Search the material for the string "this" and copy each line where it occurs.
BEGIN The records
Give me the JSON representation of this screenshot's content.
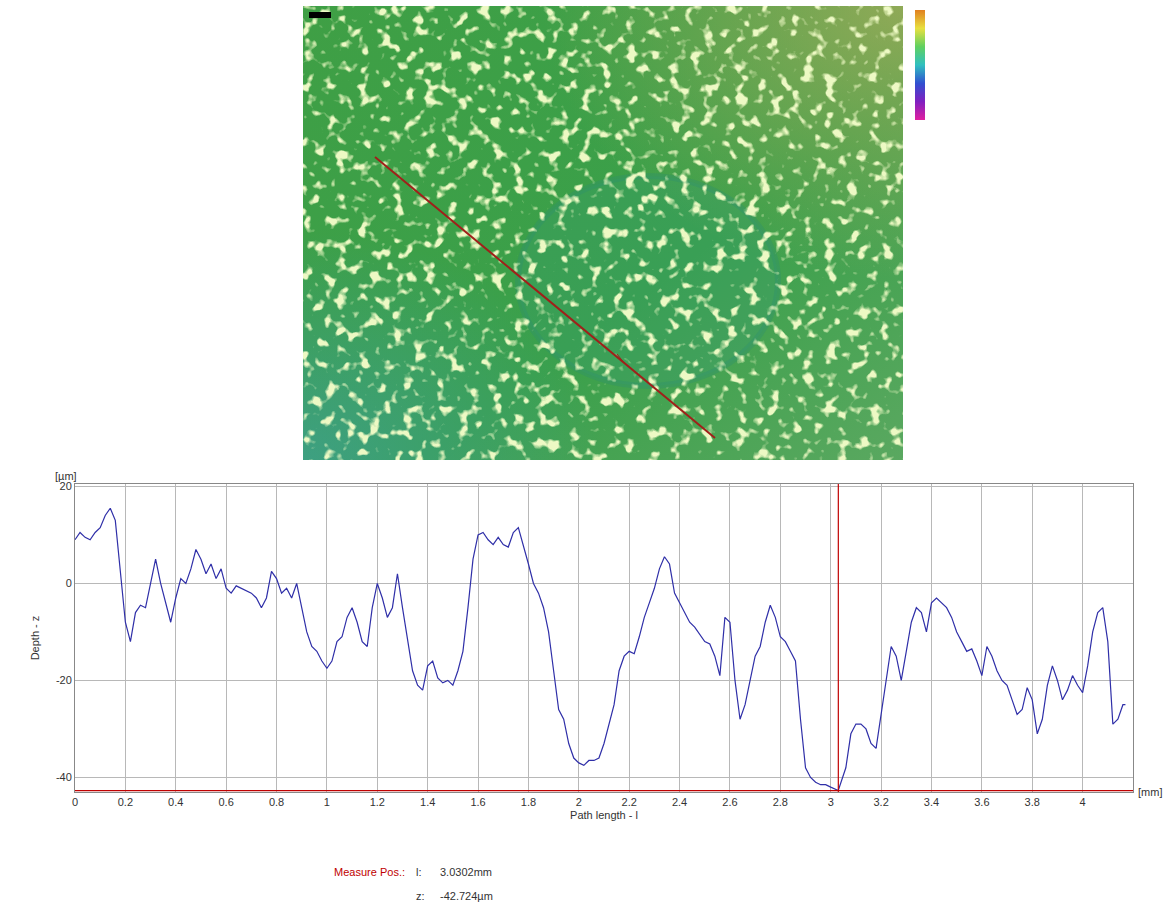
{
  "chart_data": {
    "type": "line",
    "x_label": "Path length - l",
    "x_unit": "[mm]",
    "y_label": "Depth - z",
    "y_unit": "[µm]",
    "grid": true,
    "xlim": [
      0,
      4.2
    ],
    "ylim": [
      -43,
      20.5
    ],
    "xticks": [
      0,
      0.2,
      0.4,
      0.6,
      0.8,
      1,
      1.2,
      1.4,
      1.6,
      1.8,
      2,
      2.2,
      2.4,
      2.6,
      2.8,
      3,
      3.2,
      3.4,
      3.6,
      3.8,
      4
    ],
    "yticks": [
      -40,
      -20,
      0,
      20
    ],
    "x": [
      0,
      0.02,
      0.04,
      0.06,
      0.08,
      0.1,
      0.12,
      0.14,
      0.16,
      0.18,
      0.2,
      0.22,
      0.24,
      0.26,
      0.28,
      0.3,
      0.32,
      0.34,
      0.36,
      0.38,
      0.4,
      0.42,
      0.44,
      0.46,
      0.48,
      0.5,
      0.52,
      0.54,
      0.56,
      0.58,
      0.6,
      0.62,
      0.64,
      0.66,
      0.68,
      0.7,
      0.72,
      0.74,
      0.76,
      0.78,
      0.8,
      0.82,
      0.84,
      0.86,
      0.88,
      0.9,
      0.92,
      0.94,
      0.96,
      0.98,
      1,
      1.02,
      1.04,
      1.06,
      1.08,
      1.1,
      1.12,
      1.14,
      1.16,
      1.18,
      1.2,
      1.22,
      1.24,
      1.26,
      1.28,
      1.3,
      1.32,
      1.34,
      1.36,
      1.38,
      1.4,
      1.42,
      1.44,
      1.46,
      1.48,
      1.5,
      1.52,
      1.54,
      1.56,
      1.58,
      1.6,
      1.62,
      1.64,
      1.66,
      1.68,
      1.7,
      1.72,
      1.74,
      1.76,
      1.78,
      1.8,
      1.82,
      1.84,
      1.86,
      1.88,
      1.9,
      1.92,
      1.94,
      1.96,
      1.98,
      2,
      2.02,
      2.04,
      2.06,
      2.08,
      2.1,
      2.12,
      2.14,
      2.16,
      2.18,
      2.2,
      2.22,
      2.24,
      2.26,
      2.28,
      2.3,
      2.32,
      2.34,
      2.36,
      2.38,
      2.4,
      2.42,
      2.44,
      2.46,
      2.48,
      2.5,
      2.52,
      2.54,
      2.56,
      2.58,
      2.6,
      2.62,
      2.64,
      2.66,
      2.68,
      2.7,
      2.72,
      2.74,
      2.76,
      2.78,
      2.8,
      2.82,
      2.84,
      2.86,
      2.88,
      2.9,
      2.92,
      2.94,
      2.96,
      2.98,
      3,
      3.03,
      3.06,
      3.08,
      3.1,
      3.12,
      3.14,
      3.16,
      3.18,
      3.2,
      3.22,
      3.24,
      3.26,
      3.28,
      3.3,
      3.32,
      3.34,
      3.36,
      3.38,
      3.4,
      3.42,
      3.44,
      3.46,
      3.48,
      3.5,
      3.52,
      3.54,
      3.56,
      3.58,
      3.6,
      3.62,
      3.64,
      3.66,
      3.68,
      3.7,
      3.72,
      3.74,
      3.76,
      3.78,
      3.8,
      3.82,
      3.84,
      3.86,
      3.88,
      3.9,
      3.92,
      3.94,
      3.96,
      3.98,
      4,
      4.02,
      4.04,
      4.06,
      4.08,
      4.1,
      4.12,
      4.14,
      4.16,
      4.17
    ],
    "series": [
      {
        "name": "Depth - z",
        "color": "#2f2fa8",
        "values": [
          9,
          10.5,
          9.5,
          9,
          10.5,
          11.5,
          14,
          15.5,
          13,
          2,
          -8,
          -12,
          -6,
          -4.5,
          -5,
          0,
          5,
          0,
          -4,
          -8,
          -3,
          1,
          0,
          3,
          7,
          5,
          2,
          4,
          1,
          3,
          -1,
          -2,
          -0.5,
          -1,
          -1.5,
          -2,
          -3,
          -5,
          -3,
          2.5,
          1,
          -2,
          -1,
          -3,
          0,
          -5,
          -10,
          -13,
          -14,
          -16,
          -17.5,
          -16,
          -12,
          -11,
          -7,
          -5,
          -8,
          -12,
          -13,
          -5,
          0,
          -3,
          -7,
          -5,
          2,
          -5,
          -12,
          -18,
          -21,
          -22,
          -17,
          -16,
          -19.5,
          -20.5,
          -20,
          -21,
          -18,
          -14,
          -5,
          5,
          10,
          10.5,
          9,
          8,
          9.5,
          8,
          7.5,
          10.5,
          11.5,
          8,
          4,
          0,
          -2,
          -5,
          -10,
          -18,
          -26,
          -28,
          -33,
          -36,
          -37,
          -37.5,
          -36.5,
          -36.5,
          -36,
          -33,
          -29,
          -25,
          -18,
          -15,
          -14,
          -14.5,
          -11,
          -7,
          -4,
          -1,
          3,
          5.5,
          4,
          -2,
          -4,
          -6,
          -8,
          -9,
          -10.5,
          -12,
          -12.5,
          -15,
          -19,
          -7,
          -8,
          -20,
          -28,
          -25,
          -20,
          -15,
          -13,
          -8,
          -4.5,
          -7,
          -11,
          -12,
          -14,
          -16,
          -28,
          -38,
          -40,
          -41,
          -41.5,
          -41.5,
          -42,
          -42.7,
          -38,
          -31,
          -29,
          -29,
          -30,
          -33,
          -34,
          -27,
          -21,
          -13,
          -15,
          -20,
          -14,
          -8,
          -5,
          -6,
          -10,
          -4,
          -3,
          -4,
          -5,
          -7,
          -10,
          -12,
          -14,
          -13.5,
          -16,
          -19,
          -13,
          -15,
          -18,
          -20,
          -21,
          -24,
          -27,
          -26,
          -21.5,
          -24,
          -31,
          -28,
          -21,
          -17,
          -20,
          -24,
          -22,
          -19,
          -21,
          -22.5,
          -17,
          -10,
          -6,
          -5,
          -12,
          -29,
          -28,
          -25,
          -25
        ]
      }
    ],
    "measure": {
      "label": "Measure Pos.:",
      "l_label": "l:",
      "l": 3.0302,
      "l_text": "3.0302mm",
      "z_label": "z:",
      "z": -42.724,
      "z_text": "-42.724µm",
      "color": "#c00000"
    }
  }
}
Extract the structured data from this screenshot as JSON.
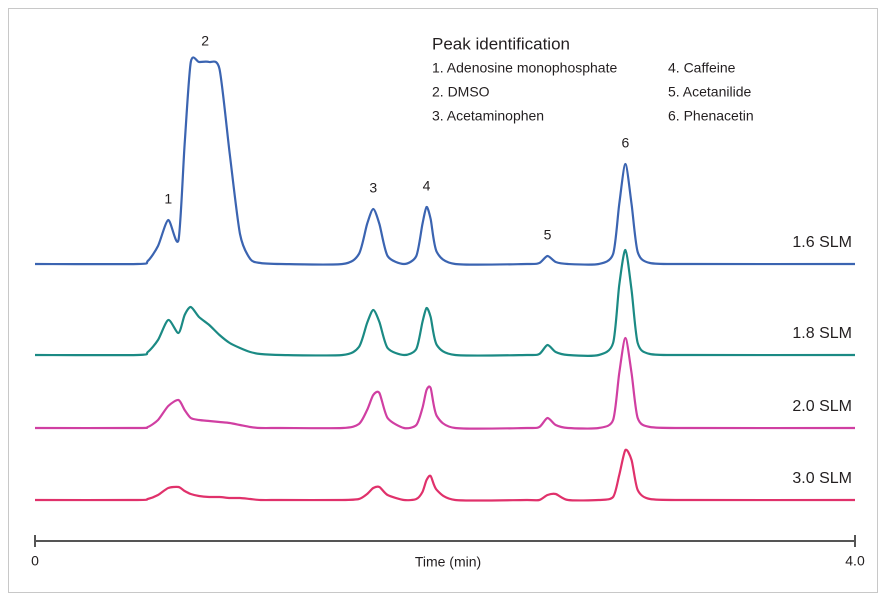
{
  "chart_data": {
    "type": "line",
    "xlabel": "Time (min)",
    "xlim": [
      0,
      4
    ],
    "xticks": [
      0,
      {
        "value": 4,
        "label": "4.0"
      }
    ],
    "legend_title": "Peak identification",
    "peak_legend": [
      "1. Adenosine monophosphate",
      "2. DMSO",
      "3. Acetaminophen",
      "4. Caffeine",
      "5. Acetanilide",
      "6. Phenacetin"
    ],
    "annotations": [
      {
        "label": "1",
        "x": 0.65
      },
      {
        "label": "2",
        "x": 0.83
      },
      {
        "label": "3",
        "x": 1.65
      },
      {
        "label": "4",
        "x": 1.91
      },
      {
        "label": "5",
        "x": 2.5
      },
      {
        "label": "6",
        "x": 2.88
      }
    ],
    "x": [
      0,
      0.5,
      0.55,
      0.6,
      0.65,
      0.7,
      0.73,
      0.76,
      0.8,
      0.85,
      0.9,
      0.95,
      1.0,
      1.05,
      1.1,
      1.2,
      1.5,
      1.58,
      1.62,
      1.65,
      1.68,
      1.72,
      1.8,
      1.86,
      1.89,
      1.91,
      1.93,
      1.96,
      2.05,
      2.4,
      2.46,
      2.5,
      2.54,
      2.6,
      2.75,
      2.82,
      2.85,
      2.88,
      2.91,
      2.94,
      3.0,
      3.2,
      4.0
    ],
    "series": [
      {
        "name": "1.6 SLM",
        "color": "#3b64b1",
        "values": [
          0,
          0,
          3,
          18,
          44,
          24,
          120,
          202,
          202,
          202,
          195,
          110,
          30,
          5,
          1,
          0,
          0,
          10,
          40,
          55,
          40,
          8,
          0,
          8,
          40,
          57,
          45,
          12,
          0,
          0,
          1,
          8,
          2,
          0,
          0,
          10,
          60,
          100,
          60,
          12,
          1,
          0,
          0
        ]
      },
      {
        "name": "1.8 SLM",
        "color": "#1b8a84",
        "values": [
          0,
          0,
          3,
          15,
          35,
          22,
          40,
          48,
          38,
          30,
          20,
          12,
          7,
          3,
          1,
          0,
          0,
          8,
          32,
          45,
          33,
          7,
          0,
          6,
          33,
          47,
          38,
          10,
          0,
          0,
          1,
          10,
          3,
          0,
          0,
          12,
          70,
          105,
          65,
          12,
          1,
          0,
          0
        ]
      },
      {
        "name": "2.0 SLM",
        "color": "#d03fa2",
        "values": [
          0,
          0,
          1,
          8,
          22,
          28,
          18,
          10,
          8,
          7,
          6,
          5,
          3,
          1,
          0,
          0,
          0,
          4,
          18,
          33,
          35,
          10,
          0,
          3,
          20,
          38,
          40,
          12,
          0,
          0,
          1,
          10,
          3,
          0,
          0,
          8,
          55,
          90,
          55,
          10,
          1,
          0,
          0
        ]
      },
      {
        "name": "3.0 SLM",
        "color": "#e0316b",
        "values": [
          0,
          0,
          1,
          5,
          12,
          13,
          9,
          6,
          4,
          3,
          3,
          2,
          2,
          1,
          0,
          0,
          0,
          1,
          6,
          12,
          13,
          5,
          0,
          1,
          8,
          20,
          24,
          10,
          0,
          0,
          0,
          5,
          6,
          0,
          0,
          3,
          25,
          50,
          40,
          10,
          1,
          0,
          0
        ]
      }
    ]
  }
}
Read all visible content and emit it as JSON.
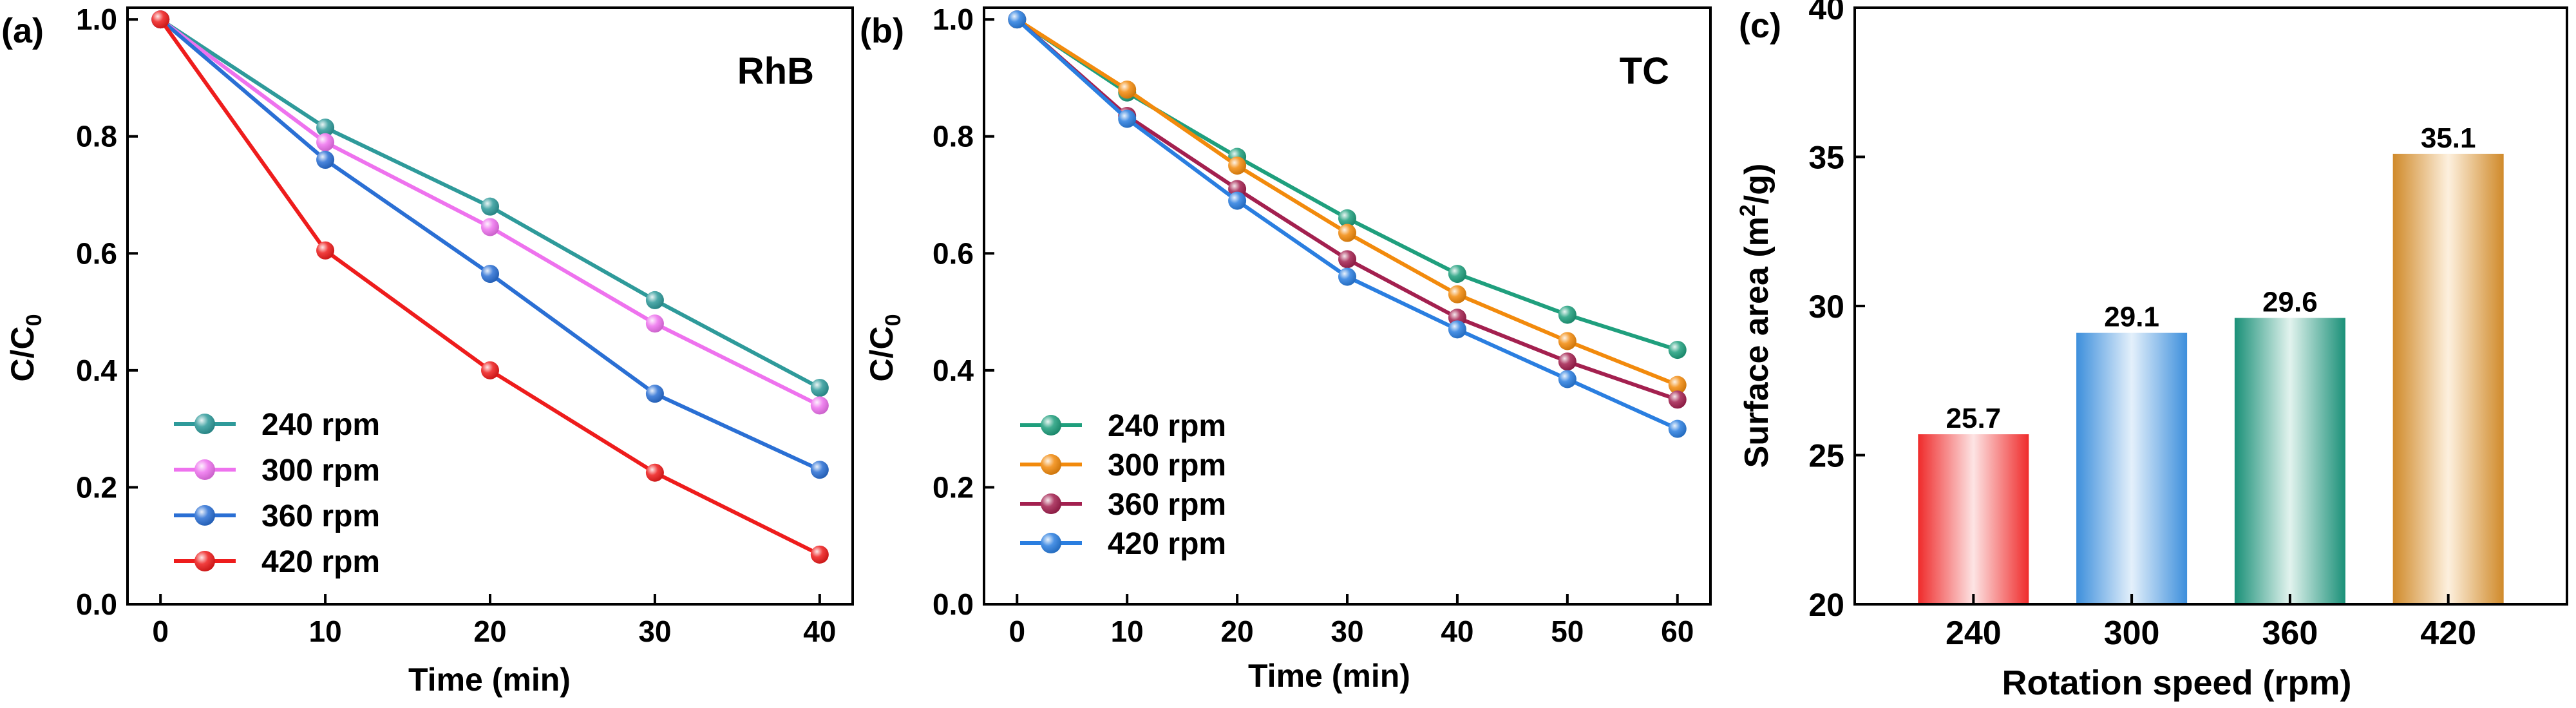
{
  "chart_data": [
    {
      "type": "line",
      "panel_label": "(a)",
      "title": "RhB",
      "xlabel": "Time (min)",
      "ylabel_main": "C/C",
      "ylabel_sub": "0",
      "xlim": [
        -2,
        42
      ],
      "ylim": [
        0,
        1.02
      ],
      "x_ticks": [
        "0",
        "10",
        "20",
        "30",
        "40"
      ],
      "y_ticks": [
        "0.0",
        "0.2",
        "0.4",
        "0.6",
        "0.8",
        "1.0"
      ],
      "legend_position": "bottom-left",
      "series": [
        {
          "name": "240 rpm",
          "color": "#2e9a9a",
          "x": [
            0,
            10,
            20,
            30,
            40
          ],
          "values": [
            1.0,
            0.815,
            0.68,
            0.52,
            0.37
          ]
        },
        {
          "name": "300 rpm",
          "color": "#ee72ee",
          "x": [
            0,
            10,
            20,
            30,
            40
          ],
          "values": [
            1.0,
            0.79,
            0.645,
            0.48,
            0.34
          ]
        },
        {
          "name": "360 rpm",
          "color": "#2a6fd4",
          "x": [
            0,
            10,
            20,
            30,
            40
          ],
          "values": [
            1.0,
            0.76,
            0.565,
            0.36,
            0.23
          ]
        },
        {
          "name": "420 rpm",
          "color": "#ee1c1c",
          "x": [
            0,
            10,
            20,
            30,
            40
          ],
          "values": [
            1.0,
            0.605,
            0.4,
            0.225,
            0.085
          ]
        }
      ]
    },
    {
      "type": "line",
      "panel_label": "(b)",
      "title": "TC",
      "xlabel": "Time (min)",
      "ylabel_main": "C/C",
      "ylabel_sub": "0",
      "xlim": [
        -3,
        63
      ],
      "ylim": [
        0,
        1.02
      ],
      "x_ticks": [
        "0",
        "10",
        "20",
        "30",
        "40",
        "50",
        "60"
      ],
      "y_ticks": [
        "0.0",
        "0.2",
        "0.4",
        "0.6",
        "0.8",
        "1.0"
      ],
      "legend_position": "bottom-left",
      "series": [
        {
          "name": "240 rpm",
          "color": "#1f9f7d",
          "x": [
            0,
            10,
            20,
            30,
            40,
            50,
            60
          ],
          "values": [
            1.0,
            0.875,
            0.765,
            0.66,
            0.565,
            0.495,
            0.435
          ]
        },
        {
          "name": "300 rpm",
          "color": "#f28a0c",
          "x": [
            0,
            10,
            20,
            30,
            40,
            50,
            60
          ],
          "values": [
            1.0,
            0.88,
            0.75,
            0.635,
            0.53,
            0.45,
            0.375
          ]
        },
        {
          "name": "360 rpm",
          "color": "#a3204f",
          "x": [
            0,
            10,
            20,
            30,
            40,
            50,
            60
          ],
          "values": [
            1.0,
            0.835,
            0.71,
            0.59,
            0.49,
            0.415,
            0.35
          ]
        },
        {
          "name": "420 rpm",
          "color": "#2a7ee0",
          "x": [
            0,
            10,
            20,
            30,
            40,
            50,
            60
          ],
          "values": [
            1.0,
            0.83,
            0.69,
            0.56,
            0.47,
            0.385,
            0.3
          ]
        }
      ]
    },
    {
      "type": "bar",
      "panel_label": "(c)",
      "xlabel": "Rotation speed  (rpm)",
      "ylabel_main": "Surface area (m",
      "ylabel_sup": "2",
      "ylabel_tail": "/g)",
      "ylim": [
        20,
        40
      ],
      "y_ticks": [
        "20",
        "25",
        "30",
        "35",
        "40"
      ],
      "categories": [
        "240",
        "300",
        "360",
        "420"
      ],
      "values": [
        25.7,
        29.1,
        29.6,
        35.1
      ],
      "value_labels": [
        "25.7",
        "29.1",
        "29.6",
        "35.1"
      ],
      "colors": [
        "#ef2b2b",
        "#3d8fdc",
        "#1a9078",
        "#d08a2a"
      ]
    }
  ]
}
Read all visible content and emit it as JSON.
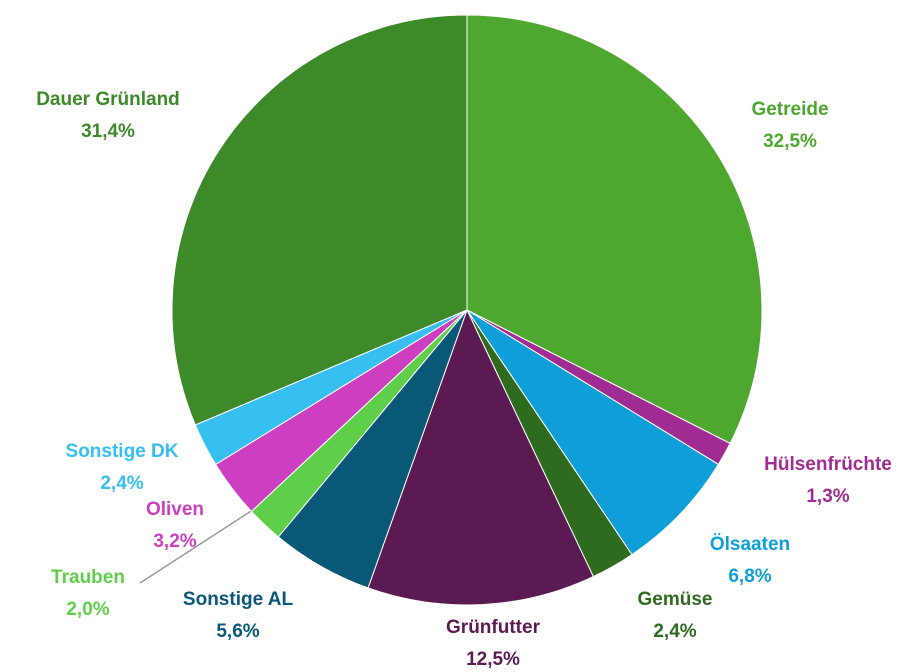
{
  "chart_data": {
    "type": "pie",
    "categories": [
      "Getreide",
      "Hülsenfrüchte",
      "Ölsaaten",
      "Gemüse",
      "Grünfutter",
      "Sonstige AL",
      "Trauben",
      "Oliven",
      "Sonstige DK",
      "Dauer Grünland"
    ],
    "values": [
      32.5,
      1.3,
      6.8,
      2.4,
      12.5,
      5.6,
      2.0,
      3.2,
      2.4,
      31.4
    ],
    "value_labels": [
      "32,5%",
      "1,3%",
      "6,8%",
      "2,4%",
      "12,5%",
      "5,6%",
      "2,0%",
      "3,2%",
      "2,4%",
      "31,4%"
    ],
    "colors": [
      "#4ea72e",
      "#a02b93",
      "#0e9fd8",
      "#2f6b1f",
      "#5c1a53",
      "#0a5878",
      "#5fcf4a",
      "#cc3fc0",
      "#36bff0",
      "#3c8a29"
    ]
  }
}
END The records
→ Output of the exercise
Give me the JSON representation of this screenshot's content.
Extract the structured data from this screenshot as JSON.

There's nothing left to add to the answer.